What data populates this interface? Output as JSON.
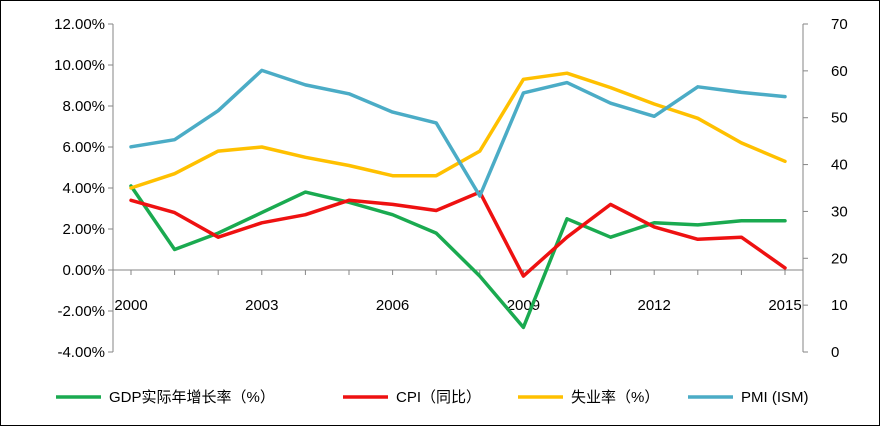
{
  "chart_data": {
    "type": "line",
    "title": "",
    "x": [
      2000,
      2001,
      2002,
      2003,
      2004,
      2005,
      2006,
      2007,
      2008,
      2009,
      2010,
      2011,
      2012,
      2013,
      2014,
      2015
    ],
    "x_tick_labels": [
      "2000",
      "2003",
      "2006",
      "2009",
      "2012",
      "2015"
    ],
    "x_tick_values": [
      2000,
      2003,
      2006,
      2009,
      2012,
      2015
    ],
    "y_left": {
      "min": -4,
      "max": 12,
      "step": 2,
      "tick_labels": [
        "-4.00%",
        "-2.00%",
        "0.00%",
        "2.00%",
        "4.00%",
        "6.00%",
        "8.00%",
        "10.00%",
        "12.00%"
      ]
    },
    "y_right": {
      "min": 0,
      "max": 70,
      "step": 10,
      "tick_labels": [
        "0",
        "10",
        "20",
        "30",
        "40",
        "50",
        "60",
        "70"
      ]
    },
    "grid": false,
    "legend_position": "bottom",
    "series": [
      {
        "name": "GDP实际年增长率（%）",
        "axis": "left",
        "color": "#1aaa50",
        "values": [
          4.1,
          1.0,
          1.8,
          2.8,
          3.8,
          3.3,
          2.7,
          1.8,
          -0.3,
          -2.8,
          2.5,
          1.6,
          2.3,
          2.2,
          2.4,
          2.4
        ]
      },
      {
        "name": "CPI（同比）",
        "axis": "left",
        "color": "#ee1111",
        "values": [
          3.4,
          2.8,
          1.6,
          2.3,
          2.7,
          3.4,
          3.2,
          2.9,
          3.8,
          -0.3,
          1.6,
          3.2,
          2.1,
          1.5,
          1.6,
          0.1
        ]
      },
      {
        "name": "失业率（%）",
        "axis": "left",
        "color": "#ffc000",
        "values": [
          4.0,
          4.7,
          5.8,
          6.0,
          5.5,
          5.1,
          4.6,
          4.6,
          5.8,
          9.3,
          9.6,
          8.9,
          8.1,
          7.4,
          6.2,
          5.3
        ]
      },
      {
        "name": "PMI (ISM)",
        "axis": "right",
        "color": "#4bacc6",
        "values": [
          43.8,
          45.3,
          51.5,
          60.1,
          57.0,
          55.1,
          51.2,
          48.9,
          33.3,
          55.3,
          57.5,
          53.1,
          50.3,
          56.6,
          55.4,
          54.5
        ]
      }
    ]
  }
}
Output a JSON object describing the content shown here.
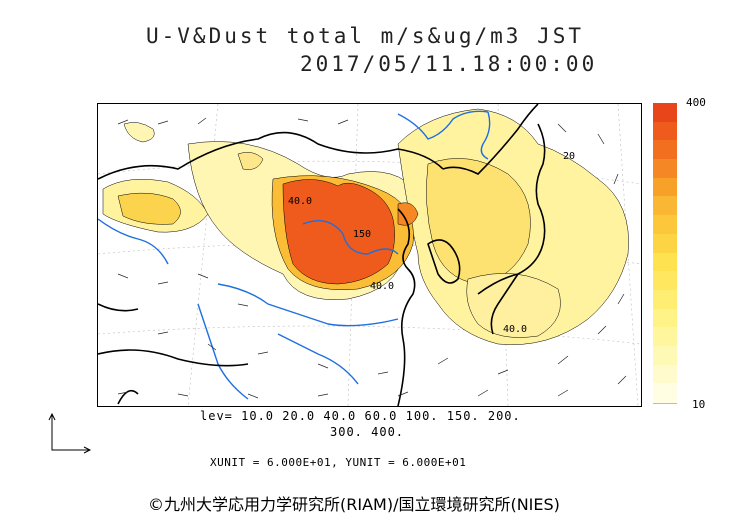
{
  "title": {
    "line1": "U-V&Dust total m/s&ug/m3 JST",
    "line2": "2017/05/11.18:00:00"
  },
  "colorbar": {
    "max_label": "400",
    "min_label": "10",
    "colors": [
      "#e8461a",
      "#ee5b1c",
      "#f16f1f",
      "#f58824",
      "#f8a129",
      "#fab733",
      "#fcc73b",
      "#fdd444",
      "#fee250",
      "#ffe85f",
      "#ffee72",
      "#fff287",
      "#fff69e",
      "#fff9b6",
      "#fffbcc",
      "#fffde2"
    ]
  },
  "contour_labels": [
    "40.0",
    "40.0",
    "150",
    "40.0",
    "20"
  ],
  "levels": {
    "line1": "lev= 10.0 20.0 40.0 60.0 100. 150. 200.",
    "line2": "300. 400."
  },
  "units": "XUNIT = 6.000E+01, YUNIT = 6.000E+01",
  "copyright": "©九州大学応用力学研究所(RIAM)/国立環境研究所(NIES)",
  "legend_colors": {
    "dust_high": "#e8461a",
    "dust_mid": "#fcc73b",
    "dust_low": "#fffbcc",
    "rivers": "#1e6fe0",
    "coastline": "#000000"
  }
}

----------

WORK INSTRUCTIONS:
Every line from the one with "Output a JSON" through the last line of the material gets printed exactly, and nothing more. Omit the pictures.

FULL SOLUTION:
Output a JSON object describing the content shown here.
{
  "title": {
    "line1": "U-V&Dust total m/s&ug/m3 JST",
    "line2": "2017/05/11.18:00:00"
  },
  "colorbar": {
    "max_label": "400",
    "min_label": "10",
    "colors": [
      "#e8461a",
      "#ee5b1c",
      "#f16f1f",
      "#f58824",
      "#f8a129",
      "#fab733",
      "#fcc73b",
      "#fdd444",
      "#fee250",
      "#ffe85f",
      "#ffee72",
      "#fff287",
      "#fff69e",
      "#fff9b6",
      "#fffbcc",
      "#fffde2"
    ]
  },
  "contour_labels": [
    "40.0",
    "40.0",
    "150",
    "40.0",
    "20"
  ],
  "levels": {
    "line1": "lev= 10.0 20.0 40.0 60.0 100. 150. 200.",
    "line2": "300. 400."
  },
  "units": "XUNIT = 6.000E+01, YUNIT = 6.000E+01",
  "copyright": "©九州大学応用力学研究所(RIAM)/国立環境研究所(NIES)",
  "legend_colors": {
    "dust_high": "#e8461a",
    "dust_mid": "#fcc73b",
    "dust_low": "#fffbcc",
    "rivers": "#1e6fe0",
    "coastline": "#000000"
  }
}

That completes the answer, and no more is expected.